WORKING DATA
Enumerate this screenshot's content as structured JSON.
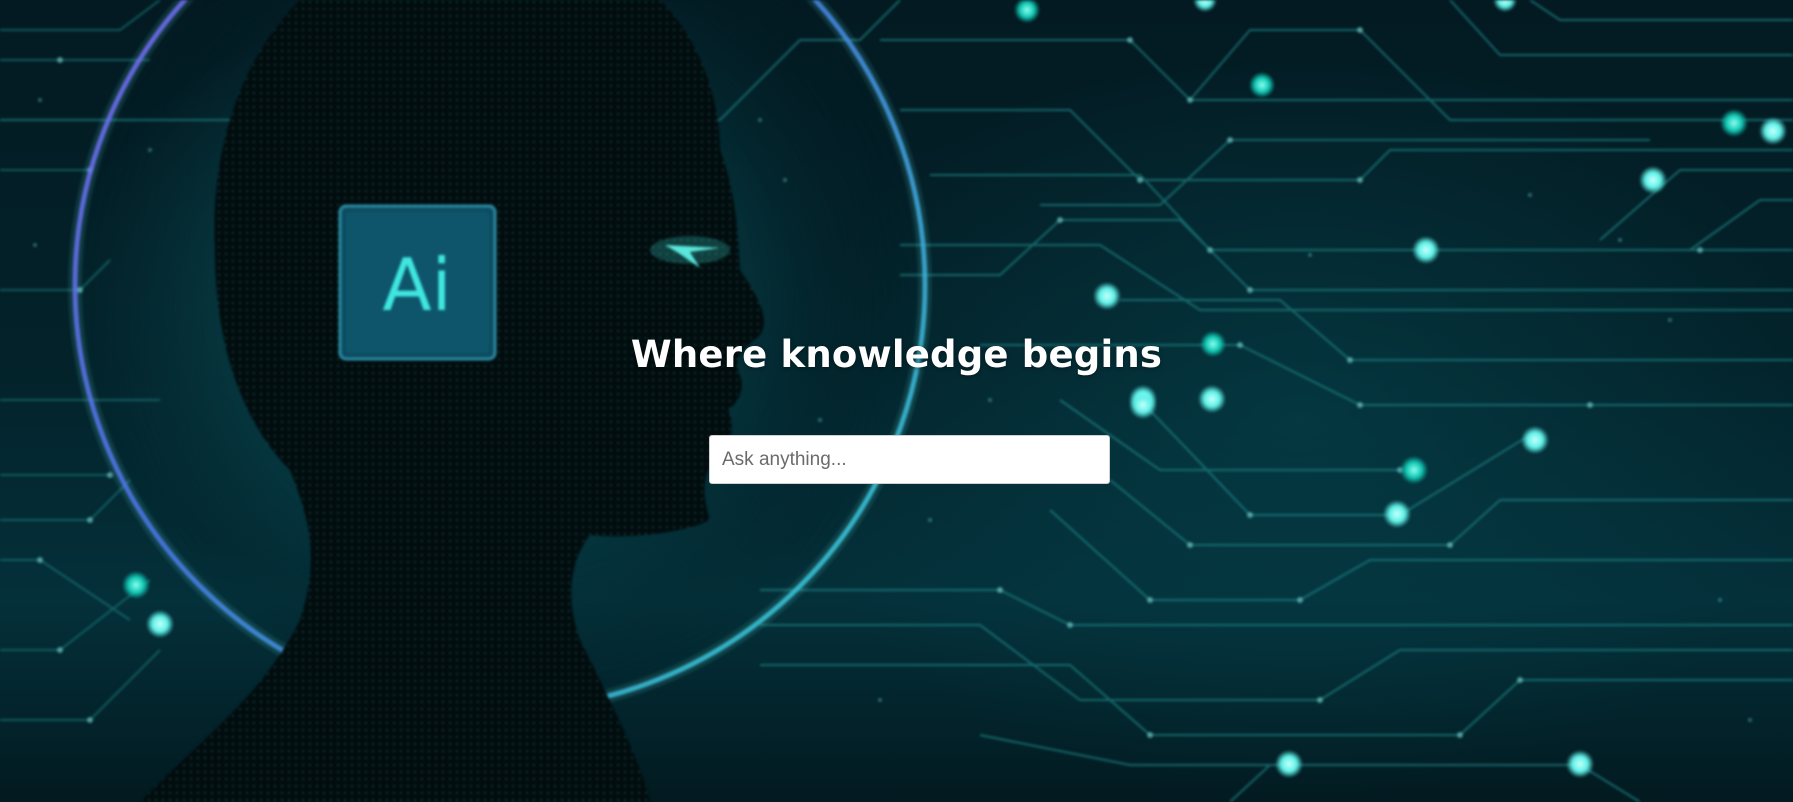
{
  "hero": {
    "title": "Where knowledge begins",
    "logo_text": "Ai"
  },
  "search": {
    "placeholder": "Ask anything...",
    "value": ""
  },
  "colors": {
    "accent_cyan": "#3fe6e0",
    "node_teal": "#12c9b5",
    "halo_purple": "#7b5cff",
    "text": "#ffffff"
  },
  "icons": {
    "logo": "ai-badge-icon"
  }
}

DIRECTIONS
Exclude the images, then output the data above word for word.

WRITTEN SOLUTION
Enumerate this screenshot's content as structured JSON.
{
  "hero": {
    "title": "Where knowledge begins",
    "logo_text": "Ai"
  },
  "search": {
    "placeholder": "Ask anything...",
    "value": ""
  },
  "colors": {
    "accent_cyan": "#3fe6e0",
    "node_teal": "#12c9b5",
    "halo_purple": "#7b5cff",
    "text": "#ffffff"
  },
  "icons": {
    "logo": "ai-badge-icon"
  }
}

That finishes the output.